● What you need to do: Please reproduce every one of the entries below verbatim, leaving out the pictures.

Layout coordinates

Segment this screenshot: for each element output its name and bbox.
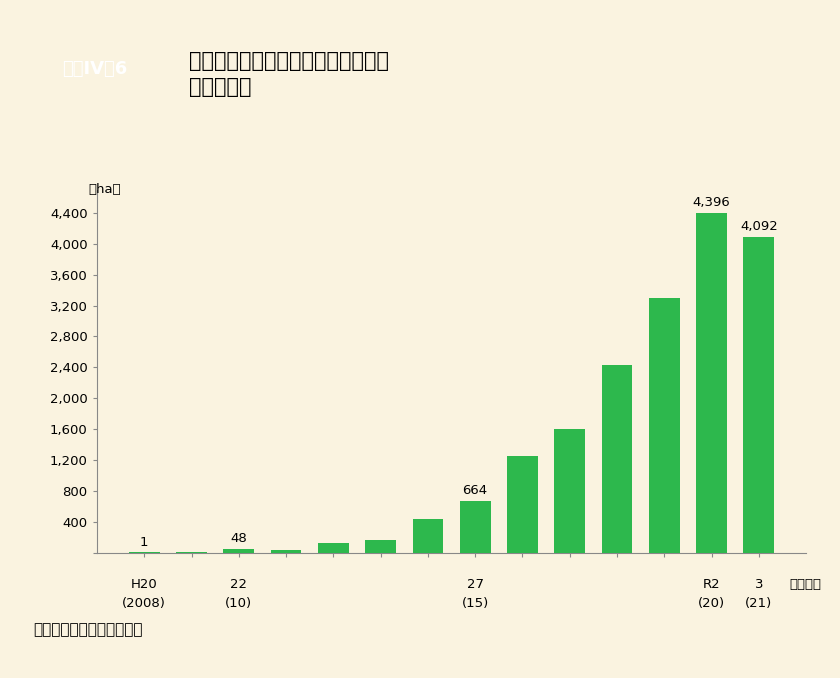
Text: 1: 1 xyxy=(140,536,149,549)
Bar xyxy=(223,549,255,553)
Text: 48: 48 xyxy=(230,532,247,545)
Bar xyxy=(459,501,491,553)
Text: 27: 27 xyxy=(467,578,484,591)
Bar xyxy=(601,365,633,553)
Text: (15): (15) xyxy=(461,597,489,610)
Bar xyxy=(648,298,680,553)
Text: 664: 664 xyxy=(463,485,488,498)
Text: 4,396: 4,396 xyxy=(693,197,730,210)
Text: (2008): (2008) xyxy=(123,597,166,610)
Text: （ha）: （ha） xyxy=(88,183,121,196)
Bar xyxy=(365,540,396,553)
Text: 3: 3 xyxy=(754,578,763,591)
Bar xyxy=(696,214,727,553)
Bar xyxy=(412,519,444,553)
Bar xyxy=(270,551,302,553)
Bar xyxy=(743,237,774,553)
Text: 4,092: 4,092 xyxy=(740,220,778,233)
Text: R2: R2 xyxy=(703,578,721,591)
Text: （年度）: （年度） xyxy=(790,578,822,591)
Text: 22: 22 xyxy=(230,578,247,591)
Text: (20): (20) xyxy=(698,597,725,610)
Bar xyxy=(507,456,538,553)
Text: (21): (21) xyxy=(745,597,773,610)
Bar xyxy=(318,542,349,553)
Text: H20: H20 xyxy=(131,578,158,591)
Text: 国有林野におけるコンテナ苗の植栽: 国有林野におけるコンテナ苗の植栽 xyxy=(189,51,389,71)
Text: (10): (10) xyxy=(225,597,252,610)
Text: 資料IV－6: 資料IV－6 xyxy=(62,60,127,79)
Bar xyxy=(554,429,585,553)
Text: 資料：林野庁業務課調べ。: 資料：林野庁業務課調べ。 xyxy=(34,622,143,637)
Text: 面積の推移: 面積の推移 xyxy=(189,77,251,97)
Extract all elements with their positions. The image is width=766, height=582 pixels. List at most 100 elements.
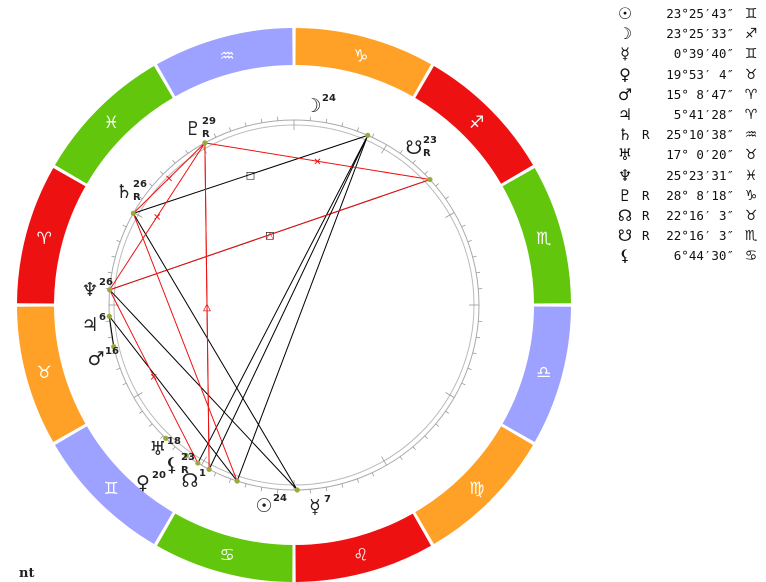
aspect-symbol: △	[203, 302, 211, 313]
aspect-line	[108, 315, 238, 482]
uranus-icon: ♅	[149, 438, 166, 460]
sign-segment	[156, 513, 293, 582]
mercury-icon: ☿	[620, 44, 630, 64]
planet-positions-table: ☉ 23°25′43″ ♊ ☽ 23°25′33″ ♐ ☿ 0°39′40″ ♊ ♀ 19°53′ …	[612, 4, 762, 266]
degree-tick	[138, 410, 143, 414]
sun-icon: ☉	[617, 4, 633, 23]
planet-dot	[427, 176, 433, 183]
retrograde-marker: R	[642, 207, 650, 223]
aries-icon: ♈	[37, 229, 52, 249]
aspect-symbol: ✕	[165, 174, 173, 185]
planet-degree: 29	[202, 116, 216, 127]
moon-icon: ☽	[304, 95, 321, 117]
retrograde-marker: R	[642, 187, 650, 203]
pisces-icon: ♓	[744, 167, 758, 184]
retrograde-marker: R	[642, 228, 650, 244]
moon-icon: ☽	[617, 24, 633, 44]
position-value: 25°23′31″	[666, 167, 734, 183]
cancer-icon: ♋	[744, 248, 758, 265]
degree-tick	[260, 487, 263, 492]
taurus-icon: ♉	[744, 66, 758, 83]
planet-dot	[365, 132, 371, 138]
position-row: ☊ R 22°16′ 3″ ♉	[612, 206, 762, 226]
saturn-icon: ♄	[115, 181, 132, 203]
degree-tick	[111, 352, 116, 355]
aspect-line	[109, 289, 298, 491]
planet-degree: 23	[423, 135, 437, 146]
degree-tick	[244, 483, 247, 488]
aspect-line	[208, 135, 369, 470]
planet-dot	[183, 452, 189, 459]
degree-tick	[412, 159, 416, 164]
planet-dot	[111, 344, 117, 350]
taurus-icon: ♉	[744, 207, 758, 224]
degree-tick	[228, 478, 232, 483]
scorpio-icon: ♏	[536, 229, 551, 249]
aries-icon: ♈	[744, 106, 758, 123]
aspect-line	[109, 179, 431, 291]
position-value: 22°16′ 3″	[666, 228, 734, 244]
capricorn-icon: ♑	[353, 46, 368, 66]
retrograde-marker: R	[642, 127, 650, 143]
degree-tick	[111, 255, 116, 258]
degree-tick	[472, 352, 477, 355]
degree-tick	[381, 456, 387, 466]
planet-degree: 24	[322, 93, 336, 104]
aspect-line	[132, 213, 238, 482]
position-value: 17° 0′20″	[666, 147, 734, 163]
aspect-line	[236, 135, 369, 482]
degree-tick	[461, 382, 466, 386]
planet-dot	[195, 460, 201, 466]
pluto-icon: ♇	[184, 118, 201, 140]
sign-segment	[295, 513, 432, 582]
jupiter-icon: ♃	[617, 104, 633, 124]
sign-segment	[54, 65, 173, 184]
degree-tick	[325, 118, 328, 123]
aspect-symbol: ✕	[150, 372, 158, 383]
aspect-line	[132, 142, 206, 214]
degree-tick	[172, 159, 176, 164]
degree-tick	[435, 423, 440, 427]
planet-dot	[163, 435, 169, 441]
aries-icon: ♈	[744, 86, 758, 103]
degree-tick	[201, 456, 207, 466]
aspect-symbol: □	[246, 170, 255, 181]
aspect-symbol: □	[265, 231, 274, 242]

● Answer for the task:
Segment this screenshot: for each element output its name and bbox.
Text: 1: 1 xyxy=(140,536,149,549)
Bar xyxy=(223,549,255,553)
Text: 48: 48 xyxy=(230,532,247,545)
Bar xyxy=(459,501,491,553)
Text: 27: 27 xyxy=(467,578,484,591)
Bar xyxy=(601,365,633,553)
Text: (15): (15) xyxy=(461,597,489,610)
Bar xyxy=(648,298,680,553)
Text: 664: 664 xyxy=(463,485,488,498)
Text: 4,396: 4,396 xyxy=(693,197,730,210)
Text: (2008): (2008) xyxy=(123,597,166,610)
Text: （ha）: （ha） xyxy=(88,183,121,196)
Bar xyxy=(365,540,396,553)
Text: 3: 3 xyxy=(754,578,763,591)
Bar xyxy=(696,214,727,553)
Bar xyxy=(412,519,444,553)
Bar xyxy=(270,551,302,553)
Bar xyxy=(743,237,774,553)
Text: 4,092: 4,092 xyxy=(740,220,778,233)
Text: R2: R2 xyxy=(703,578,721,591)
Text: （年度）: （年度） xyxy=(790,578,822,591)
Text: 22: 22 xyxy=(230,578,247,591)
Text: (20): (20) xyxy=(698,597,725,610)
Bar xyxy=(507,456,538,553)
Text: (21): (21) xyxy=(745,597,773,610)
Bar xyxy=(318,542,349,553)
Text: H20: H20 xyxy=(131,578,158,591)
Text: 国有林野におけるコンテナ苗の植栽: 国有林野におけるコンテナ苗の植栽 xyxy=(189,51,389,71)
Text: (10): (10) xyxy=(225,597,252,610)
Text: 資料IV－6: 資料IV－6 xyxy=(62,60,127,79)
Bar xyxy=(554,429,585,553)
Text: 資料：林野庁業務課調べ。: 資料：林野庁業務課調べ。 xyxy=(34,622,143,637)
Text: 面積の推移: 面積の推移 xyxy=(189,77,251,97)
Extract all elements with their positions. The image is width=766, height=582 pixels. List at most 100 elements.
aspect-symbol: △	[203, 302, 211, 313]
aspect-line	[108, 315, 238, 482]
uranus-icon: ♅	[149, 438, 166, 460]
sign-segment	[156, 513, 293, 582]
mercury-icon: ☿	[620, 44, 630, 64]
planet-positions-table: ☉ 23°25′43″ ♊ ☽ 23°25′33″ ♐ ☿ 0°39′40″ ♊ ♀ 19°53′ …	[612, 4, 762, 266]
degree-tick	[138, 410, 143, 414]
sun-icon: ☉	[617, 4, 633, 23]
planet-dot	[427, 176, 433, 183]
retrograde-marker: R	[642, 207, 650, 223]
aries-icon: ♈	[37, 229, 52, 249]
aspect-symbol: ✕	[165, 174, 173, 185]
planet-degree: 29	[202, 116, 216, 127]
moon-icon: ☽	[304, 95, 321, 117]
retrograde-marker: R	[642, 187, 650, 203]
pisces-icon: ♓	[744, 167, 758, 184]
retrograde-marker: R	[642, 228, 650, 244]
moon-icon: ☽	[617, 24, 633, 44]
position-value: 25°23′31″	[666, 167, 734, 183]
cancer-icon: ♋	[744, 248, 758, 265]
degree-tick	[260, 487, 263, 492]
taurus-icon: ♉	[744, 66, 758, 83]
planet-dot	[365, 132, 371, 138]
position-row: ☊ R 22°16′ 3″ ♉	[612, 206, 762, 226]
saturn-icon: ♄	[115, 181, 132, 203]
degree-tick	[111, 352, 116, 355]
aspect-line	[109, 289, 298, 491]
planet-degree: 23	[423, 135, 437, 146]
degree-tick	[244, 483, 247, 488]
aspect-line	[208, 135, 369, 470]
planet-dot	[183, 452, 189, 459]
degree-tick	[412, 159, 416, 164]
planet-dot	[111, 344, 117, 350]
taurus-icon: ♉	[744, 207, 758, 224]
degree-tick	[228, 478, 232, 483]
scorpio-icon: ♏	[536, 229, 551, 249]
aries-icon: ♈	[744, 106, 758, 123]
aspect-line	[109, 179, 431, 291]
position-value: 22°16′ 3″	[666, 228, 734, 244]
capricorn-icon: ♑	[353, 46, 368, 66]
retrograde-marker: R	[642, 127, 650, 143]
degree-tick	[111, 255, 116, 258]
degree-tick	[472, 352, 477, 355]
degree-tick	[381, 456, 387, 466]
planet-degree: 24	[322, 93, 336, 104]
aspect-line	[132, 213, 238, 482]
position-value: 17° 0′20″	[666, 147, 734, 163]
aspect-line	[236, 135, 369, 482]
degree-tick	[461, 382, 466, 386]
planet-dot	[195, 460, 201, 466]
pluto-icon: ♇	[184, 118, 201, 140]
sign-segment	[295, 513, 432, 582]
jupiter-icon: ♃	[617, 104, 633, 124]
sign-segment	[54, 65, 173, 184]
degree-tick	[325, 118, 328, 123]
aspect-symbol: ✕	[150, 372, 158, 383]
aspect-line	[132, 142, 206, 214]
degree-tick	[172, 159, 176, 164]
degree-tick	[435, 423, 440, 427]
planet-dot	[163, 435, 169, 441]
aries-icon: ♈	[744, 86, 758, 103]
degree-tick	[201, 456, 207, 466]
aspect-symbol: □	[246, 170, 255, 181]
aspect-symbol: □	[265, 231, 274, 242]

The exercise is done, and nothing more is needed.